Records for processing:
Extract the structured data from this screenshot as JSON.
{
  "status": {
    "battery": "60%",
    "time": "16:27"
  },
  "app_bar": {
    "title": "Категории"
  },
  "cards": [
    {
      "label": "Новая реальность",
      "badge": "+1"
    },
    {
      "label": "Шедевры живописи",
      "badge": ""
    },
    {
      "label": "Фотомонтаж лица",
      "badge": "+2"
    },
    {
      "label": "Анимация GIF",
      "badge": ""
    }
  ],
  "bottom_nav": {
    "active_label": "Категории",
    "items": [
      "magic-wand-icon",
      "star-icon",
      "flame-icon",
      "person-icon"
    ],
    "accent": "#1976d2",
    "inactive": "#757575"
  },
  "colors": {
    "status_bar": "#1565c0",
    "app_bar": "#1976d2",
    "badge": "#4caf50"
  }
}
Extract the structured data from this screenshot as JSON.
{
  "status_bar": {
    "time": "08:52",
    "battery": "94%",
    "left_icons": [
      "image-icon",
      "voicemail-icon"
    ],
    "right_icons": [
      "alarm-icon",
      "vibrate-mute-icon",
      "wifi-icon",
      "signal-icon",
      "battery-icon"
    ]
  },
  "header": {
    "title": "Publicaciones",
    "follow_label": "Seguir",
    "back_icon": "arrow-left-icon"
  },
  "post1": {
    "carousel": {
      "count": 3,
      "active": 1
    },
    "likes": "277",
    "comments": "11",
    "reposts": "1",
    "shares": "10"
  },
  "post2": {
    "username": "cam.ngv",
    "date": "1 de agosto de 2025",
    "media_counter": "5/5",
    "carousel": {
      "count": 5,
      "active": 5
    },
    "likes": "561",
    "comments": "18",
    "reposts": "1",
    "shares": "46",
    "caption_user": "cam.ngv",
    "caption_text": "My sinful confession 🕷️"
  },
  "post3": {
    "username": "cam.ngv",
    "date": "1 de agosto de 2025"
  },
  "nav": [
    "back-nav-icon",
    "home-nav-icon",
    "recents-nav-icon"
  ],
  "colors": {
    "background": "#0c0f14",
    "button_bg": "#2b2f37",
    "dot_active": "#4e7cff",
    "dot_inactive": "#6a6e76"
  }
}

Exercise goal: Pull out each record as written and restate it exactly.

Problem solution:
Extract the structured data from this screenshot as JSON.
{
  "status": {
    "battery": "60%",
    "time": "16:27"
  },
  "app_bar": {
    "title": "Категории"
  },
  "cards": [
    {
      "label": "Новая реальность",
      "badge": "+1"
    },
    {
      "label": "Шедевры живописи",
      "badge": ""
    },
    {
      "label": "Фотомонтаж лица",
      "badge": "+2"
    },
    {
      "label": "Анимация GIF",
      "badge": ""
    }
  ],
  "bottom_nav": {
    "active_label": "Категории",
    "items": [
      "magic-wand-icon",
      "star-icon",
      "flame-icon",
      "person-icon"
    ],
    "accent": "#1976d2",
    "inactive": "#757575"
  },
  "colors": {
    "status_bar": "#1565c0",
    "app_bar": "#1976d2",
    "badge": "#4caf50"
  }
}
Extract the structured data from this screenshot as JSON.
{
  "status_bar": {
    "time": "08:52",
    "battery": "94%",
    "left_icons": [
      "image-icon",
      "voicemail-icon"
    ],
    "right_icons": [
      "alarm-icon",
      "vibrate-mute-icon",
      "wifi-icon",
      "signal-icon",
      "battery-icon"
    ]
  },
  "header": {
    "title": "Publicaciones",
    "follow_label": "Seguir",
    "back_icon": "arrow-left-icon"
  },
  "post1": {
    "carousel": {
      "count": 3,
      "active": 1
    },
    "likes": "277",
    "comments": "11",
    "reposts": "1",
    "shares": "10"
  },
  "post2": {
    "username": "cam.ngv",
    "date": "1 de agosto de 2025",
    "media_counter": "5/5",
    "carousel": {
      "count": 5,
      "active": 5
    },
    "likes": "561",
    "comments": "18",
    "reposts": "1",
    "shares": "46",
    "caption_user": "cam.ngv",
    "caption_text": "My sinful confession 🕷️"
  },
  "post3": {
    "username": "cam.ngv",
    "date": "1 de agosto de 2025"
  },
  "nav": [
    "back-nav-icon",
    "home-nav-icon",
    "recents-nav-icon"
  ],
  "colors": {
    "background": "#0c0f14",
    "button_bg": "#2b2f37",
    "dot_active": "#4e7cff",
    "dot_inactive": "#6a6e76"
  }
}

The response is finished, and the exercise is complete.